** Requirement **
Reproduce the material below, substituting "clickable" for every occurrence of "interactable" and leaving everything else unchanged.
[start of Available data]
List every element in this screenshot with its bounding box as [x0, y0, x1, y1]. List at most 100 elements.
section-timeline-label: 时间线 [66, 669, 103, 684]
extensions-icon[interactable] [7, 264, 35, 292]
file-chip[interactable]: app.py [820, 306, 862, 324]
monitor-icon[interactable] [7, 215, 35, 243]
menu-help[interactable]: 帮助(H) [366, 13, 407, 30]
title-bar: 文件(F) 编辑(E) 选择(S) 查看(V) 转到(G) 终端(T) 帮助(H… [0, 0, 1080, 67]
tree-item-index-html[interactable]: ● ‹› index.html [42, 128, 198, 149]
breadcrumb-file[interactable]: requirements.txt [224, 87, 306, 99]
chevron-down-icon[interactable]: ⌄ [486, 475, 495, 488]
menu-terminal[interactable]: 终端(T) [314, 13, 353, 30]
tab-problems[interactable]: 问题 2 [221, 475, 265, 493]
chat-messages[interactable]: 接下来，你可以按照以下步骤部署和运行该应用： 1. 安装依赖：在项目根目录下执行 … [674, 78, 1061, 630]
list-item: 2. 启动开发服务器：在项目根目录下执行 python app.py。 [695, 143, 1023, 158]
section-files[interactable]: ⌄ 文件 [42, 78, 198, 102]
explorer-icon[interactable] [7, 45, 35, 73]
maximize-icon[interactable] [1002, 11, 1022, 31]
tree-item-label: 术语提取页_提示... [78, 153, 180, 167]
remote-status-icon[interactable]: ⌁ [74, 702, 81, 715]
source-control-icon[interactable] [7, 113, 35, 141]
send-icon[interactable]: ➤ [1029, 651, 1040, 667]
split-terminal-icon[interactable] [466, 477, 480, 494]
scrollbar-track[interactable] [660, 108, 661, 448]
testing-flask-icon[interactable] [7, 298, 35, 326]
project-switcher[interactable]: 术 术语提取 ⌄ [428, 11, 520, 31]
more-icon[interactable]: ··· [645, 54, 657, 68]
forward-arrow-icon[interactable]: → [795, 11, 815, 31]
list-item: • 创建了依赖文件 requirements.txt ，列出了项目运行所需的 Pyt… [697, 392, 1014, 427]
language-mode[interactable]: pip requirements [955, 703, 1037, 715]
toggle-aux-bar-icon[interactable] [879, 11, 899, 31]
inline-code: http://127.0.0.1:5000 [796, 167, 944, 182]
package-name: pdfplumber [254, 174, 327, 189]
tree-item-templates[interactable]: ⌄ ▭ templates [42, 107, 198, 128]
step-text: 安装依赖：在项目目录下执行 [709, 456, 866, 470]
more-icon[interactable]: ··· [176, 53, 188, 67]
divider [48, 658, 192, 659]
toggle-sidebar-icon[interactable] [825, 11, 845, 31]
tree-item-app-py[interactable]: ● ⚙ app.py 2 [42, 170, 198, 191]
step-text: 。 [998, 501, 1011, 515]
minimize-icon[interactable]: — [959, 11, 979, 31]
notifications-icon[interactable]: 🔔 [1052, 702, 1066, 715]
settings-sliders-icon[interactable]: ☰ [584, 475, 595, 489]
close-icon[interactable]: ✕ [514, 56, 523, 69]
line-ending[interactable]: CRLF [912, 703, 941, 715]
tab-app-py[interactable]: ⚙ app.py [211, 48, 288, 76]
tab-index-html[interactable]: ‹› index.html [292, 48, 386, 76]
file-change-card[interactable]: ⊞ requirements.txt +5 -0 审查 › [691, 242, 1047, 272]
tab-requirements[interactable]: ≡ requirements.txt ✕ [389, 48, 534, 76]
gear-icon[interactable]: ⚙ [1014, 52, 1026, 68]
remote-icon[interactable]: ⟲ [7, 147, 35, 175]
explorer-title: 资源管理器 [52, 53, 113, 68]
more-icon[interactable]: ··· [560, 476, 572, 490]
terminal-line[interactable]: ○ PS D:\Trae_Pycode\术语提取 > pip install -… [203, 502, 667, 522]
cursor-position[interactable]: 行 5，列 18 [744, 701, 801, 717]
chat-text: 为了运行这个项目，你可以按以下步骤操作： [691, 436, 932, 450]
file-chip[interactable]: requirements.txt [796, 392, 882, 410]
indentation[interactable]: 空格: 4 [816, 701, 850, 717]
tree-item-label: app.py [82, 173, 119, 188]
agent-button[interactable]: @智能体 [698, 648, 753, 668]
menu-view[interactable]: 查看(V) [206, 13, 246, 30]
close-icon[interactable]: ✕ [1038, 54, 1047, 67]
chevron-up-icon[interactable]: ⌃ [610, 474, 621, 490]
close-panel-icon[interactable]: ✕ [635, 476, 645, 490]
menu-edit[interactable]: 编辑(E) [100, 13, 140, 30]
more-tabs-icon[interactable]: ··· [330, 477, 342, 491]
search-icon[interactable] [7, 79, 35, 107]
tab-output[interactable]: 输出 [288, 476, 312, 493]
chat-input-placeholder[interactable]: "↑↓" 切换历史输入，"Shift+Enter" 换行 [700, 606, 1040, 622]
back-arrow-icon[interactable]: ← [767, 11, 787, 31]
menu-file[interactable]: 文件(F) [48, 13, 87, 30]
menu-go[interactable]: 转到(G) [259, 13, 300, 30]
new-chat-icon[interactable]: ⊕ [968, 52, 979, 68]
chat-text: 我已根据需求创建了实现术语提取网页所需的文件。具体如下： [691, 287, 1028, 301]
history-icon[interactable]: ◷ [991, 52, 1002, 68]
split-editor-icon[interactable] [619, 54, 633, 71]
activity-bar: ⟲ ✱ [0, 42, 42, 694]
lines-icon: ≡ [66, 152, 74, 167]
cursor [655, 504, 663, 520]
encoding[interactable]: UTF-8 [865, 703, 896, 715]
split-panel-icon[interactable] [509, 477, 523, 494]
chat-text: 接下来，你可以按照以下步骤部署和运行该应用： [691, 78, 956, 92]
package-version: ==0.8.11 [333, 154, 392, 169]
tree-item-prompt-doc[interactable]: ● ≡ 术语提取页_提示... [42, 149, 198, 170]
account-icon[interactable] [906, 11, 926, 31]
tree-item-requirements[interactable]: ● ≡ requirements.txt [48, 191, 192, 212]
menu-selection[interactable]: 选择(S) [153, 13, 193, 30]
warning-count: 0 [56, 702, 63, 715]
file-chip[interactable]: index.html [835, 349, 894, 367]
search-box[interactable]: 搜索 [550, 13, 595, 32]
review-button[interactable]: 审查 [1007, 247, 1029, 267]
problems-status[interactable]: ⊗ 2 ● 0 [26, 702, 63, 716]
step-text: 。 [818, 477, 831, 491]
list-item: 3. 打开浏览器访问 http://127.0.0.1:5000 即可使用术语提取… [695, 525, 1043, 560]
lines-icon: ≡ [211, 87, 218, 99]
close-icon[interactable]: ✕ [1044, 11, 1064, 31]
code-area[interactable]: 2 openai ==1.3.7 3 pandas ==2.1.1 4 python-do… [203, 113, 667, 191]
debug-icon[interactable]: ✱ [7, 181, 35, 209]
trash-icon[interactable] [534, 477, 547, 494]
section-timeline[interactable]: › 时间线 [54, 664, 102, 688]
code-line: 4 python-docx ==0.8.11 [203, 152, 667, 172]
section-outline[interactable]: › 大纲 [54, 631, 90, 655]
[end of Available data]
** Solution for this problem **
List every element in this screenshot with its bounding box as [x0, y0, x1, y1]. List at most 100 elements.
section-timeline-label: 时间线 [66, 669, 103, 684]
extensions-icon[clickable] [7, 264, 35, 292]
file-chip[clickable]: app.py [820, 306, 862, 324]
monitor-icon[clickable] [7, 215, 35, 243]
menu-help[clickable]: 帮助(H) [366, 13, 407, 30]
title-bar: 文件(F) 编辑(E) 选择(S) 查看(V) 转到(G) 终端(T) 帮助(H… [0, 0, 1080, 67]
tree-item-index-html[clickable]: ● ‹› index.html [42, 128, 198, 149]
breadcrumb-file[clickable]: requirements.txt [224, 87, 306, 99]
chevron-down-icon[clickable]: ⌄ [486, 475, 495, 488]
menu-terminal[clickable]: 终端(T) [314, 13, 353, 30]
tab-problems[clickable]: 问题 2 [221, 475, 265, 493]
chat-messages[clickable]: 接下来，你可以按照以下步骤部署和运行该应用： 1. 安装依赖：在项目根目录下执行 … [674, 78, 1061, 630]
list-item: 2. 启动开发服务器：在项目根目录下执行 python app.py。 [695, 143, 1023, 158]
section-files[clickable]: ⌄ 文件 [42, 78, 198, 102]
explorer-icon[clickable] [7, 45, 35, 73]
maximize-icon[clickable] [1002, 11, 1022, 31]
tree-item-label: 术语提取页_提示... [78, 153, 180, 167]
remote-status-icon[clickable]: ⌁ [74, 702, 81, 715]
source-control-icon[clickable] [7, 113, 35, 141]
send-icon[clickable]: ➤ [1029, 651, 1040, 667]
split-terminal-icon[clickable] [466, 477, 480, 494]
scrollbar-track[clickable] [660, 108, 661, 448]
testing-flask-icon[clickable] [7, 298, 35, 326]
project-switcher[clickable]: 术 术语提取 ⌄ [428, 11, 520, 31]
more-icon[clickable]: ··· [645, 54, 657, 68]
forward-arrow-icon[clickable]: → [795, 11, 815, 31]
list-item: • 创建了依赖文件 requirements.txt ，列出了项目运行所需的 Pyt… [697, 392, 1014, 427]
language-mode[clickable]: pip requirements [955, 703, 1037, 715]
toggle-aux-bar-icon[clickable] [879, 11, 899, 31]
inline-code: http://127.0.0.1:5000 [796, 167, 944, 182]
package-name: pdfplumber [254, 174, 327, 189]
tree-item-templates[clickable]: ⌄ ▭ templates [42, 107, 198, 128]
step-text: 安装依赖：在项目目录下执行 [709, 456, 866, 470]
more-icon[clickable]: ··· [176, 53, 188, 67]
divider [48, 658, 192, 659]
toggle-sidebar-icon[clickable] [825, 11, 845, 31]
tree-item-app-py[clickable]: ● ⚙ app.py 2 [42, 170, 198, 191]
step-text: 。 [998, 501, 1011, 515]
minimize-icon[clickable]: — [959, 11, 979, 31]
notifications-icon[clickable]: 🔔 [1052, 702, 1066, 715]
settings-sliders-icon[clickable]: ☰ [584, 475, 595, 489]
close-icon[clickable]: ✕ [514, 56, 523, 69]
line-ending[clickable]: CRLF [912, 703, 941, 715]
tab-app-py[clickable]: ⚙ app.py [211, 48, 288, 76]
tab-index-html[clickable]: ‹› index.html [292, 48, 386, 76]
file-change-card[clickable]: ⊞ requirements.txt +5 -0 审查 › [691, 242, 1047, 272]
tab-requirements[clickable]: ≡ requirements.txt ✕ [389, 48, 534, 76]
gear-icon[clickable]: ⚙ [1014, 52, 1026, 68]
remote-icon[clickable]: ⟲ [7, 147, 35, 175]
explorer-title: 资源管理器 [52, 53, 113, 68]
more-icon[clickable]: ··· [560, 476, 572, 490]
terminal-line[clickable]: ○ PS D:\Trae_Pycode\术语提取 > pip install -… [203, 502, 667, 522]
cursor-position[clickable]: 行 5，列 18 [744, 701, 801, 717]
chat-text: 为了运行这个项目，你可以按以下步骤操作： [691, 436, 932, 450]
file-chip[clickable]: requirements.txt [796, 392, 882, 410]
indentation[clickable]: 空格: 4 [816, 701, 850, 717]
tree-item-label: app.py [82, 173, 119, 188]
agent-button[clickable]: @智能体 [698, 648, 753, 668]
menu-view[clickable]: 查看(V) [206, 13, 246, 30]
close-icon[clickable]: ✕ [1038, 54, 1047, 67]
chevron-up-icon[clickable]: ⌃ [610, 474, 621, 490]
close-panel-icon[clickable]: ✕ [635, 476, 645, 490]
menu-edit[clickable]: 编辑(E) [100, 13, 140, 30]
more-tabs-icon[clickable]: ··· [330, 477, 342, 491]
search-icon[clickable] [7, 79, 35, 107]
tab-output[clickable]: 输出 [288, 476, 312, 493]
chat-input-placeholder[clickable]: "↑↓" 切换历史输入，"Shift+Enter" 换行 [700, 606, 1040, 622]
back-arrow-icon[clickable]: ← [767, 11, 787, 31]
menu-file[clickable]: 文件(F) [48, 13, 87, 30]
menu-go[clickable]: 转到(G) [259, 13, 300, 30]
new-chat-icon[clickable]: ⊕ [968, 52, 979, 68]
chat-text: 我已根据需求创建了实现术语提取网页所需的文件。具体如下： [691, 287, 1028, 301]
history-icon[clickable]: ◷ [991, 52, 1002, 68]
split-editor-icon[clickable] [619, 54, 633, 71]
activity-bar: ⟲ ✱ [0, 42, 42, 694]
lines-icon: ≡ [66, 152, 74, 167]
cursor [655, 504, 663, 520]
encoding[clickable]: UTF-8 [865, 703, 896, 715]
split-panel-icon[clickable] [509, 477, 523, 494]
chat-text: 接下来，你可以按照以下步骤部署和运行该应用： [691, 78, 956, 92]
package-version: ==0.8.11 [333, 154, 392, 169]
tree-item-prompt-doc[clickable]: ● ≡ 术语提取页_提示... [42, 149, 198, 170]
account-icon[clickable] [906, 11, 926, 31]
tree-item-requirements[clickable]: ● ≡ requirements.txt [48, 191, 192, 212]
menu-selection[clickable]: 选择(S) [153, 13, 193, 30]
warning-count: 0 [56, 702, 63, 715]
file-chip[clickable]: index.html [835, 349, 894, 367]
search-box[clickable]: 搜索 [550, 13, 595, 32]
review-button[clickable]: 审查 [1007, 247, 1029, 267]
problems-status[clickable]: ⊗ 2 ● 0 [26, 702, 63, 716]
step-text: 。 [818, 477, 831, 491]
list-item: 3. 打开浏览器访问 http://127.0.0.1:5000 即可使用术语提取… [695, 525, 1043, 560]
lines-icon: ≡ [211, 87, 218, 99]
close-icon[clickable]: ✕ [1044, 11, 1064, 31]
code-area[clickable]: 2 openai ==1.3.7 3 pandas ==2.1.1 4 python-do… [203, 113, 667, 191]
debug-icon[clickable]: ✱ [7, 181, 35, 209]
trash-icon[clickable] [534, 477, 547, 494]
section-timeline[clickable]: › 时间线 [54, 664, 102, 688]
code-line: 4 python-docx ==0.8.11 [203, 152, 667, 172]
section-outline[clickable]: › 大纲 [54, 631, 90, 655]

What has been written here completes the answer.